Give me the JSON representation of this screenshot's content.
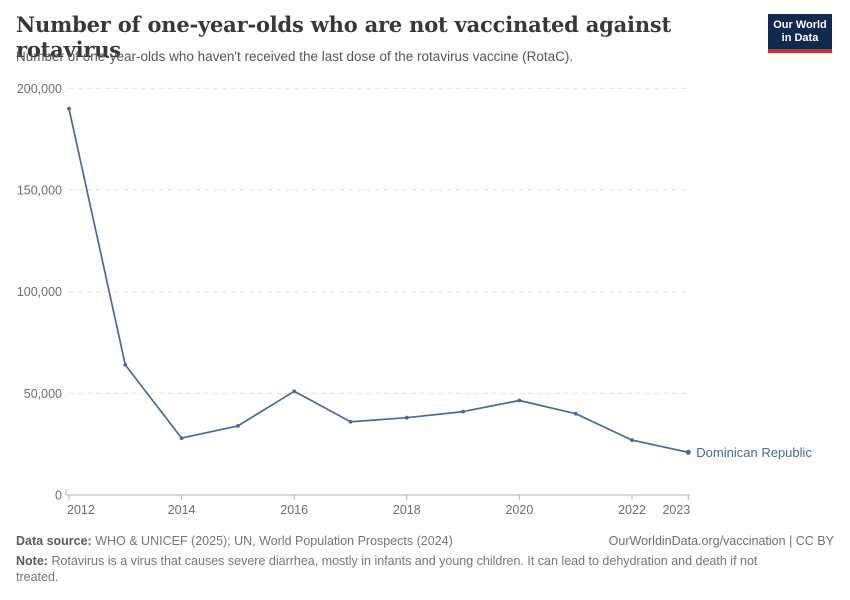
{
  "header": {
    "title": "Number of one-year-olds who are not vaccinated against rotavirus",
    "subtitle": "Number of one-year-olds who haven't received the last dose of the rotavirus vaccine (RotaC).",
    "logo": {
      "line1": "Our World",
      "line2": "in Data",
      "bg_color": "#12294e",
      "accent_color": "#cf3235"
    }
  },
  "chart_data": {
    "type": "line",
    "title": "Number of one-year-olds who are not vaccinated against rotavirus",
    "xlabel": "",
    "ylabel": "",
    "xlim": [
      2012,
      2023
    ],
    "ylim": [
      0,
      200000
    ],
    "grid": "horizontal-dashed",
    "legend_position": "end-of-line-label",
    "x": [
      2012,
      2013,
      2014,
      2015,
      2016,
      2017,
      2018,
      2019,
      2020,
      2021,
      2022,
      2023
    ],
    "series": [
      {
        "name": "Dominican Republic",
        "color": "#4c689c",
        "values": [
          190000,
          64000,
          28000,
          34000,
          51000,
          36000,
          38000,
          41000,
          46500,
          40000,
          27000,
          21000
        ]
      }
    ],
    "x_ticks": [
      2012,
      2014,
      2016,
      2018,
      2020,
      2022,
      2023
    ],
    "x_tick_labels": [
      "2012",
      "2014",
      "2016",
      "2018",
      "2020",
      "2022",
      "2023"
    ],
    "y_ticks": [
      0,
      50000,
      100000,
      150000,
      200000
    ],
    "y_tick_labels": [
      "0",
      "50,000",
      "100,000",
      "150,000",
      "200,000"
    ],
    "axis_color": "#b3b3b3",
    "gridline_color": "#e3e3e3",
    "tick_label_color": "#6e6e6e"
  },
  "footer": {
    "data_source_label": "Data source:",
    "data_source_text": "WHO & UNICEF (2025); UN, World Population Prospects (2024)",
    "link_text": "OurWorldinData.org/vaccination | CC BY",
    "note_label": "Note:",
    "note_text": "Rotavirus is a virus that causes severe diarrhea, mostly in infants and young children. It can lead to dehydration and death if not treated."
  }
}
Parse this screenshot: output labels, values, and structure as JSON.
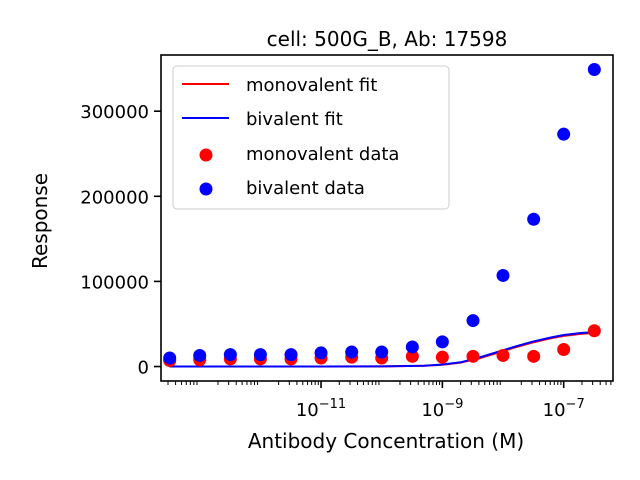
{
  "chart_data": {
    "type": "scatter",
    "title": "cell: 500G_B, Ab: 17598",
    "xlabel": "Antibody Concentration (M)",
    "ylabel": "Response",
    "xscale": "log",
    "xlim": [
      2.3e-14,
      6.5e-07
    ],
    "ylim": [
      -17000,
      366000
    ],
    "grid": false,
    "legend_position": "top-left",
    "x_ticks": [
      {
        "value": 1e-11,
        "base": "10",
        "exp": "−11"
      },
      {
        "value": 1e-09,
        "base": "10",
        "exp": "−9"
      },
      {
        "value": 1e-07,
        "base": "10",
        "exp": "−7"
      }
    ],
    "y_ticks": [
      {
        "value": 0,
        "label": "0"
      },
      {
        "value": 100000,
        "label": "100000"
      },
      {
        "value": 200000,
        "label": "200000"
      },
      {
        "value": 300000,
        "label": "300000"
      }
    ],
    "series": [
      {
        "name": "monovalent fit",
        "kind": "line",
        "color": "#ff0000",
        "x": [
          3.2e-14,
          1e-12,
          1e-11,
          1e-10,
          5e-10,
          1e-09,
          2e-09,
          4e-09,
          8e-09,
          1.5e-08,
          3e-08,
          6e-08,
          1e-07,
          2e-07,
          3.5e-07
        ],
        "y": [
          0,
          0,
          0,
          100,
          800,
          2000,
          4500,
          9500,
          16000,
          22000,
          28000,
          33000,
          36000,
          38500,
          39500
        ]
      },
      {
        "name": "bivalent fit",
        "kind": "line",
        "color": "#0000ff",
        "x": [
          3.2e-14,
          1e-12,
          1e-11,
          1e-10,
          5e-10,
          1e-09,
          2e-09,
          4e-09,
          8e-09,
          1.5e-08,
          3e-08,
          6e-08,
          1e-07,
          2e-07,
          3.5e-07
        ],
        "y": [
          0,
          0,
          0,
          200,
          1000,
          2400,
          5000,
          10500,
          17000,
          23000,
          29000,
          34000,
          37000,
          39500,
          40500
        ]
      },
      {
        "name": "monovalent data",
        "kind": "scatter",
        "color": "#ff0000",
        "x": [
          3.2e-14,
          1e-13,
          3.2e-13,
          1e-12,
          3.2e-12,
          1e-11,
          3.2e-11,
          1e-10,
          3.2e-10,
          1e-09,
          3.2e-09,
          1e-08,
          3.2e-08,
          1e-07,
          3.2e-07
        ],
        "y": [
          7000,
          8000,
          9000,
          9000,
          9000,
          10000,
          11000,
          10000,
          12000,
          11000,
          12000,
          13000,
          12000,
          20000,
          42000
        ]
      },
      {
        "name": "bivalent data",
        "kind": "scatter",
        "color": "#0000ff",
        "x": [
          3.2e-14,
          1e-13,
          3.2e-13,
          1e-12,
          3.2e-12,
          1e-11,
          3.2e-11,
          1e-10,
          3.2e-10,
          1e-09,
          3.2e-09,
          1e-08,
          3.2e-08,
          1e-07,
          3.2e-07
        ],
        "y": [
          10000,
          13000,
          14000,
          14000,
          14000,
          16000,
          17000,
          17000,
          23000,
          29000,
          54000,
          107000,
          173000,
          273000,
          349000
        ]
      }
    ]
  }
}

--------------------------------

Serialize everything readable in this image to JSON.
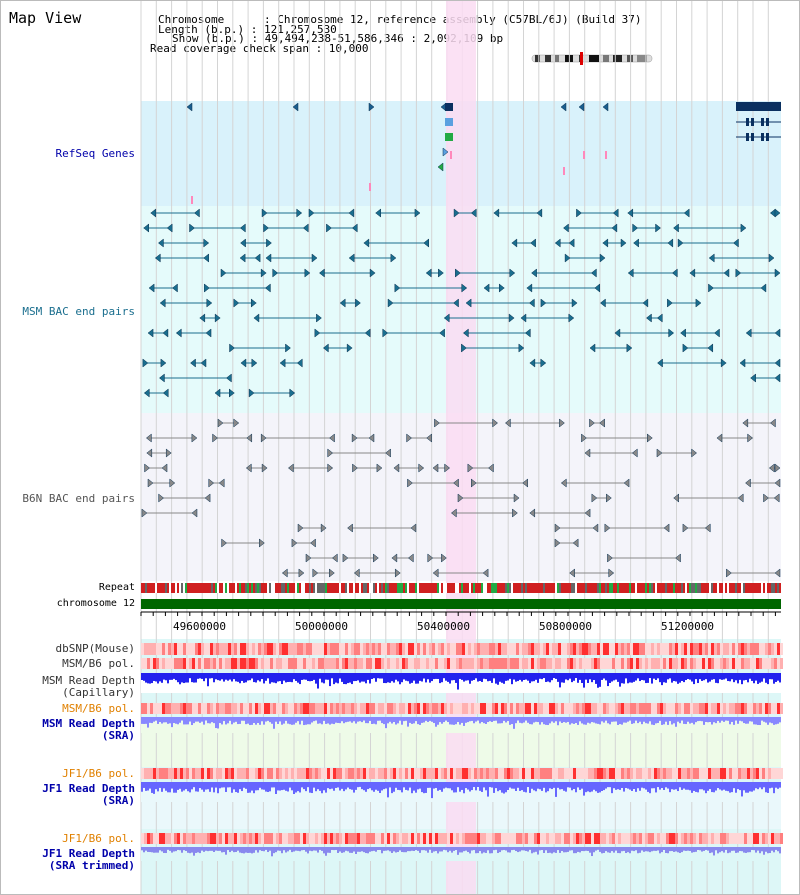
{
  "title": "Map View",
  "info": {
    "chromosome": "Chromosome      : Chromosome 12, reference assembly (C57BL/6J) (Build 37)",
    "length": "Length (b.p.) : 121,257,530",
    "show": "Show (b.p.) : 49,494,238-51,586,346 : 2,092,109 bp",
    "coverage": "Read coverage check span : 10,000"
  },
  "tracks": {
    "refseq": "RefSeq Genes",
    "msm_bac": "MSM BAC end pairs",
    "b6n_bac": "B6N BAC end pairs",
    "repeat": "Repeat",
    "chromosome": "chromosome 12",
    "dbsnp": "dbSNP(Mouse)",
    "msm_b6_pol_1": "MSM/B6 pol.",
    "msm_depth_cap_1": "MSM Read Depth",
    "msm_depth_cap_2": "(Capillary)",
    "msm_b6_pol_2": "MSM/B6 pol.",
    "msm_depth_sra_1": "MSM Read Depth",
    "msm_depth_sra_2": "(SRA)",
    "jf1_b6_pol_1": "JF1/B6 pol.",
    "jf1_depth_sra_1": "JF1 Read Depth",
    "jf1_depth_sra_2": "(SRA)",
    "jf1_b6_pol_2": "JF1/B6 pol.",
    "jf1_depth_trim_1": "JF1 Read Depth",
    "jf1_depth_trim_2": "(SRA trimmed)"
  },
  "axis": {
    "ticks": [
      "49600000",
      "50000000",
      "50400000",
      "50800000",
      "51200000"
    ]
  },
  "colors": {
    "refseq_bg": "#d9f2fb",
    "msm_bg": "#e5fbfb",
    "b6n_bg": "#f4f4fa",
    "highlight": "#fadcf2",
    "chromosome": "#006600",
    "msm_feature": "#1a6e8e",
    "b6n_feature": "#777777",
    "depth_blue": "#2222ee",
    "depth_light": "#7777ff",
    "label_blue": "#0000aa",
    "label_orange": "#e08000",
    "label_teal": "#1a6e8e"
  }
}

--------------------------------

◆ **YOUR INSTRUCTIONS**
Lines holding "pairs" are the ones to copy; find all of them in the listing.

◆ **OUTPUT OF THE EXERCISE**
    "msm_bac": "MSM BAC end pairs",
    "b6n_bac": "B6N BAC end pairs",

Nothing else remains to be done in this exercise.